• _Records to process_
# # #

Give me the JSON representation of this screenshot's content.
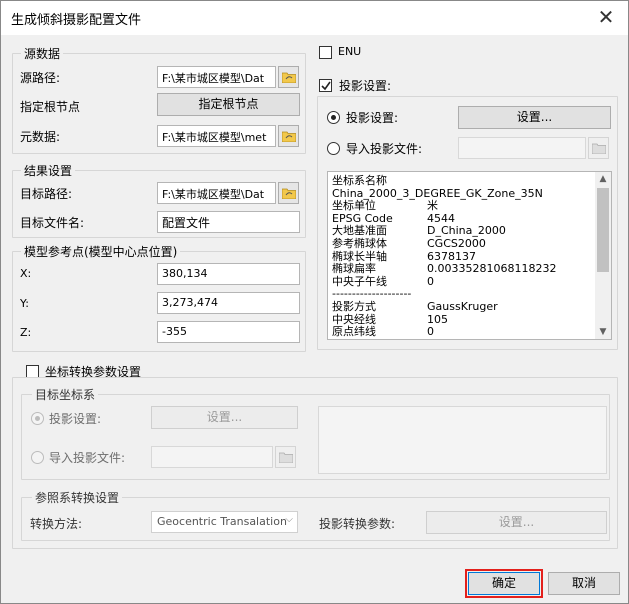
{
  "window": {
    "title": "生成倾斜摄影配置文件",
    "close": "✕"
  },
  "source": {
    "legend": "源数据",
    "path_label": "源路径:",
    "path_value": "F:\\某市城区模型\\Dat",
    "root_label": "指定根节点",
    "root_button": "指定根节点",
    "meta_label": "元数据:",
    "meta_value": "F:\\某市城区模型\\met"
  },
  "result": {
    "legend": "结果设置",
    "path_label": "目标路径:",
    "path_value": "F:\\某市城区模型\\Dat",
    "name_label": "目标文件名:",
    "name_value": "配置文件"
  },
  "refpoint": {
    "legend": "模型参考点(模型中心点位置)",
    "x_label": "X:",
    "x_value": "380,134",
    "y_label": "Y:",
    "y_value": "3,273,474",
    "z_label": "Z:",
    "z_value": "-355"
  },
  "enu": {
    "label": "ENU",
    "checked": false
  },
  "projection": {
    "legend": "投影设置:",
    "checked": true,
    "set_radio": "投影设置:",
    "set_button": "设置...",
    "import_radio": "导入投影文件:",
    "import_value": "",
    "info": [
      {
        "k": "坐标系名称",
        "v": ""
      },
      {
        "k": "China_2000_3_DEGREE_GK_Zone_35N",
        "v": ""
      },
      {
        "k": "坐标单位",
        "v": "米"
      },
      {
        "k": "EPSG Code",
        "v": "4544"
      },
      {
        "k": "大地基准面",
        "v": "D_China_2000"
      },
      {
        "k": "参考椭球体",
        "v": "CGCS2000"
      },
      {
        "k": "椭球长半轴",
        "v": "6378137"
      },
      {
        "k": "椭球扁率",
        "v": "0.00335281068118232"
      },
      {
        "k": "中央子午线",
        "v": "0"
      },
      {
        "k": "--------------------",
        "v": ""
      },
      {
        "k": "投影方式",
        "v": "GaussKruger"
      },
      {
        "k": "中央经线",
        "v": "105"
      },
      {
        "k": "原点纬线",
        "v": "0"
      }
    ]
  },
  "transform": {
    "label": "坐标转换参数设置",
    "checked": false,
    "target_legend": "目标坐标系",
    "set_radio": "投影设置:",
    "set_button": "设置...",
    "import_radio": "导入投影文件:",
    "ref_legend": "参照系转换设置",
    "method_label": "转换方法:",
    "method_value": "Geocentric Transalation",
    "param_label": "投影转换参数:",
    "param_button": "设置..."
  },
  "footer": {
    "ok": "确定",
    "cancel": "取消"
  }
}
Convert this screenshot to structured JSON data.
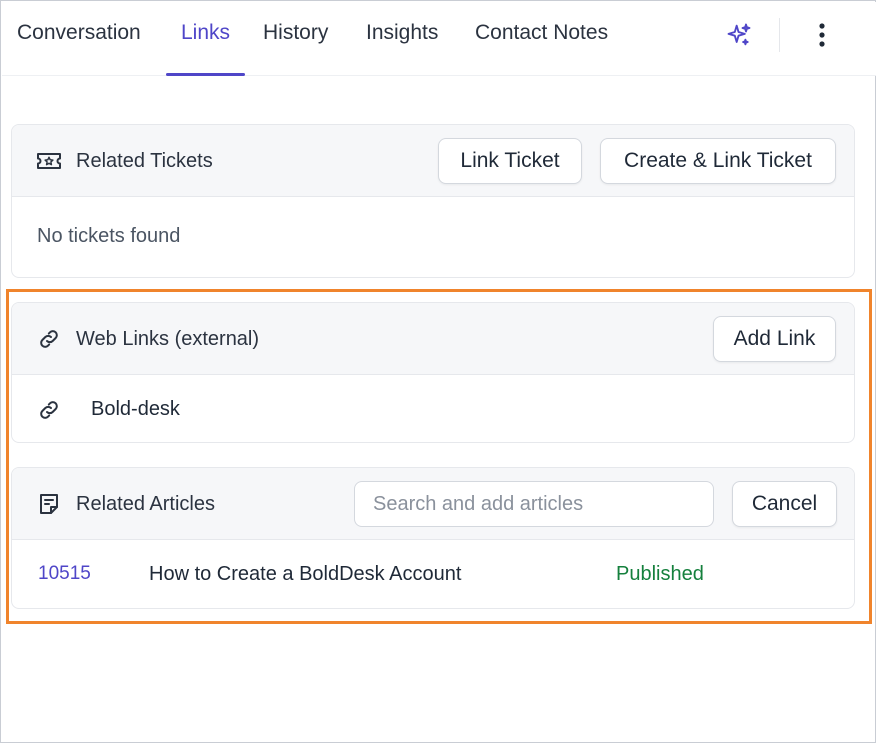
{
  "tabs": [
    {
      "label": "Conversation"
    },
    {
      "label": "Links"
    },
    {
      "label": "History"
    },
    {
      "label": "Insights"
    },
    {
      "label": "Contact Notes"
    }
  ],
  "active_tab": "Links",
  "toolbar": {
    "ai_icon": "sparkle-icon",
    "more_icon": "more-vertical-icon"
  },
  "related_tickets": {
    "title": "Related Tickets",
    "icon": "ticket-icon",
    "link_button": "Link Ticket",
    "create_button": "Create & Link Ticket",
    "empty_text": "No tickets found"
  },
  "web_links": {
    "title": "Web Links (external)",
    "icon": "link-icon",
    "add_button": "Add Link",
    "items": [
      {
        "label": "Bold-desk",
        "icon": "link-icon"
      }
    ]
  },
  "related_articles": {
    "title": "Related Articles",
    "icon": "article-icon",
    "search_placeholder": "Search and add articles",
    "search_value": "",
    "cancel_button": "Cancel",
    "items": [
      {
        "id": "10515",
        "title": "How to Create a BoldDesk Account",
        "status": "Published"
      }
    ]
  },
  "colors": {
    "accent": "#4f46c8",
    "highlight": "#f0842c",
    "published": "#15803d",
    "article_id": "#4f46c8"
  }
}
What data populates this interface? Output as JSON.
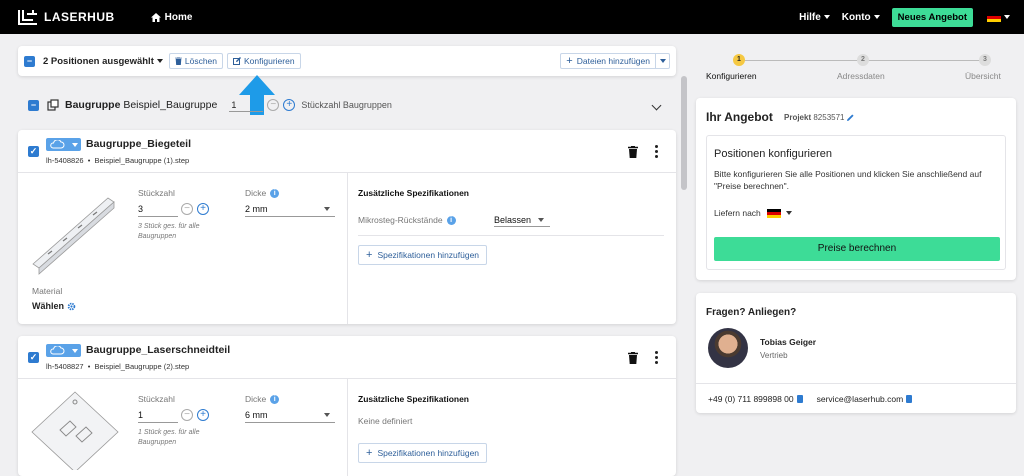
{
  "header": {
    "brand": "LASERHUB",
    "home": "Home",
    "menus": [
      "Hilfe",
      "Konto"
    ],
    "new_offer": "Neues Angebot"
  },
  "toolbar": {
    "selected_label": "2 Positionen ausgewählt",
    "delete": "Löschen",
    "configure": "Konfigurieren",
    "add_files": "Dateien hinzufügen"
  },
  "group": {
    "label": "Baugruppe",
    "name": "Beispiel_Baugruppe",
    "quantity": "1",
    "quantity_label": "Stückzahl Baugruppen"
  },
  "parts": [
    {
      "title": "Baugruppe_Biegeteil",
      "id": "lh-5408826",
      "file": "Beispiel_Baugruppe (1).step",
      "qty_label": "Stückzahl",
      "qty": "3",
      "qty_hint": "3 Stück ges. für alle Baugruppen",
      "thickness_label": "Dicke",
      "thickness": "2 mm",
      "material_label": "Material",
      "material_value": "Wählen",
      "spec_title": "Zusätzliche Spezifikationen",
      "spec_row_label": "Mikrosteg-Rückstände",
      "spec_row_value": "Belassen",
      "add_spec": "Spezifikationen hinzufügen"
    },
    {
      "title": "Baugruppe_Laserschneidteil",
      "id": "lh-5408827",
      "file": "Beispiel_Baugruppe (2).step",
      "qty_label": "Stückzahl",
      "qty": "1",
      "qty_hint": "1 Stück ges. für alle Baugruppen",
      "thickness_label": "Dicke",
      "thickness": "6 mm",
      "spec_title": "Zusätzliche Spezifikationen",
      "spec_none": "Keine definiert",
      "add_spec": "Spezifikationen hinzufügen"
    }
  ],
  "steps": [
    {
      "num": "1",
      "label": "Konfigurieren",
      "active": true
    },
    {
      "num": "2",
      "label": "Adressdaten",
      "active": false
    },
    {
      "num": "3",
      "label": "Übersicht",
      "active": false
    }
  ],
  "offer": {
    "title": "Ihr Angebot",
    "project_label": "Projekt",
    "project_id": "8253571",
    "section_title": "Positionen konfigurieren",
    "section_text": "Bitte konfigurieren Sie alle Positionen und klicken Sie anschließend auf \"Preise berechnen\".",
    "deliver_label": "Liefern nach",
    "calc_button": "Preise berechnen"
  },
  "contact": {
    "title": "Fragen? Anliegen?",
    "name": "Tobias Geiger",
    "role": "Vertrieb",
    "phone": "+49 (0) 711 899898 00",
    "email": "service@laserhub.com"
  },
  "colors": {
    "accent_green": "#3ddc97",
    "primary_blue": "#2e7bd0",
    "arrow_blue": "#1e9be8",
    "step_active": "#f5c842"
  }
}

# # #

Write the full listing out again with every line unchanged, but include no pictures.

Give me the JSON representation of this screenshot's content.
{
  "window": {
    "title": "生成倾斜摄影配置文件",
    "close": "✕"
  },
  "source": {
    "legend": "源数据",
    "path_label": "源路径:",
    "path_value": "F:\\某市城区模型\\Dat",
    "root_label": "指定根节点",
    "root_button": "指定根节点",
    "meta_label": "元数据:",
    "meta_value": "F:\\某市城区模型\\met"
  },
  "result": {
    "legend": "结果设置",
    "path_label": "目标路径:",
    "path_value": "F:\\某市城区模型\\Dat",
    "name_label": "目标文件名:",
    "name_value": "配置文件"
  },
  "refpoint": {
    "legend": "模型参考点(模型中心点位置)",
    "x_label": "X:",
    "x_value": "380,134",
    "y_label": "Y:",
    "y_value": "3,273,474",
    "z_label": "Z:",
    "z_value": "-355"
  },
  "enu": {
    "label": "ENU",
    "checked": false
  },
  "projection": {
    "legend": "投影设置:",
    "checked": true,
    "set_radio": "投影设置:",
    "set_button": "设置...",
    "import_radio": "导入投影文件:",
    "import_value": "",
    "info": [
      {
        "k": "坐标系名称",
        "v": ""
      },
      {
        "k": "China_2000_3_DEGREE_GK_Zone_35N",
        "v": ""
      },
      {
        "k": "坐标单位",
        "v": "米"
      },
      {
        "k": "EPSG Code",
        "v": "4544"
      },
      {
        "k": "大地基准面",
        "v": "D_China_2000"
      },
      {
        "k": "参考椭球体",
        "v": "CGCS2000"
      },
      {
        "k": "椭球长半轴",
        "v": "6378137"
      },
      {
        "k": "椭球扁率",
        "v": "0.00335281068118232"
      },
      {
        "k": "中央子午线",
        "v": "0"
      },
      {
        "k": "--------------------",
        "v": ""
      },
      {
        "k": "投影方式",
        "v": "GaussKruger"
      },
      {
        "k": "中央经线",
        "v": "105"
      },
      {
        "k": "原点纬线",
        "v": "0"
      }
    ]
  },
  "transform": {
    "label": "坐标转换参数设置",
    "checked": false,
    "target_legend": "目标坐标系",
    "set_radio": "投影设置:",
    "set_button": "设置...",
    "import_radio": "导入投影文件:",
    "ref_legend": "参照系转换设置",
    "method_label": "转换方法:",
    "method_value": "Geocentric Transalation",
    "param_label": "投影转换参数:",
    "param_button": "设置..."
  },
  "footer": {
    "ok": "确定",
    "cancel": "取消"
  }
}
Convert this screenshot to structured JSON data.
{
  "tabs": [
    {
      "label": "Conversation"
    },
    {
      "label": "Links"
    },
    {
      "label": "History"
    },
    {
      "label": "Insights"
    },
    {
      "label": "Contact Notes"
    }
  ],
  "active_tab": "Links",
  "toolbar": {
    "ai_icon": "sparkle-icon",
    "more_icon": "more-vertical-icon"
  },
  "related_tickets": {
    "title": "Related Tickets",
    "icon": "ticket-icon",
    "link_button": "Link Ticket",
    "create_button": "Create & Link Ticket",
    "empty_text": "No tickets found"
  },
  "web_links": {
    "title": "Web Links (external)",
    "icon": "link-icon",
    "add_button": "Add Link",
    "items": [
      {
        "label": "Bold-desk",
        "icon": "link-icon"
      }
    ]
  },
  "related_articles": {
    "title": "Related Articles",
    "icon": "article-icon",
    "search_placeholder": "Search and add articles",
    "search_value": "",
    "cancel_button": "Cancel",
    "items": [
      {
        "id": "10515",
        "title": "How to Create a BoldDesk Account",
        "status": "Published"
      }
    ]
  },
  "colors": {
    "accent": "#4f46c8",
    "highlight": "#f0842c",
    "published": "#15803d",
    "article_id": "#4f46c8"
  }
}
What data populates this interface? Output as JSON.
{
  "header": {
    "brand": "LASERHUB",
    "home": "Home",
    "menus": [
      "Hilfe",
      "Konto"
    ],
    "new_offer": "Neues Angebot"
  },
  "toolbar": {
    "selected_label": "2 Positionen ausgewählt",
    "delete": "Löschen",
    "configure": "Konfigurieren",
    "add_files": "Dateien hinzufügen"
  },
  "group": {
    "label": "Baugruppe",
    "name": "Beispiel_Baugruppe",
    "quantity": "1",
    "quantity_label": "Stückzahl Baugruppen"
  },
  "parts": [
    {
      "title": "Baugruppe_Biegeteil",
      "id": "lh-5408826",
      "file": "Beispiel_Baugruppe (1).step",
      "qty_label": "Stückzahl",
      "qty": "3",
      "qty_hint": "3 Stück ges. für alle Baugruppen",
      "thickness_label": "Dicke",
      "thickness": "2 mm",
      "material_label": "Material",
      "material_value": "Wählen",
      "spec_title": "Zusätzliche Spezifikationen",
      "spec_row_label": "Mikrosteg-Rückstände",
      "spec_row_value": "Belassen",
      "add_spec": "Spezifikationen hinzufügen"
    },
    {
      "title": "Baugruppe_Laserschneidteil",
      "id": "lh-5408827",
      "file": "Beispiel_Baugruppe (2).step",
      "qty_label": "Stückzahl",
      "qty": "1",
      "qty_hint": "1 Stück ges. für alle Baugruppen",
      "thickness_label": "Dicke",
      "thickness": "6 mm",
      "spec_title": "Zusätzliche Spezifikationen",
      "spec_none": "Keine definiert",
      "add_spec": "Spezifikationen hinzufügen"
    }
  ],
  "steps": [
    {
      "num": "1",
      "label": "Konfigurieren",
      "active": true
    },
    {
      "num": "2",
      "label": "Adressdaten",
      "active": false
    },
    {
      "num": "3",
      "label": "Übersicht",
      "active": false
    }
  ],
  "offer": {
    "title": "Ihr Angebot",
    "project_label": "Projekt",
    "project_id": "8253571",
    "section_title": "Positionen konfigurieren",
    "section_text": "Bitte konfigurieren Sie alle Positionen und klicken Sie anschließend auf \"Preise berechnen\".",
    "deliver_label": "Liefern nach",
    "calc_button": "Preise berechnen"
  },
  "contact": {
    "title": "Fragen? Anliegen?",
    "name": "Tobias Geiger",
    "role": "Vertrieb",
    "phone": "+49 (0) 711 899898 00",
    "email": "service@laserhub.com"
  },
  "colors": {
    "accent_green": "#3ddc97",
    "primary_blue": "#2e7bd0",
    "arrow_blue": "#1e9be8",
    "step_active": "#f5c842"
  }
}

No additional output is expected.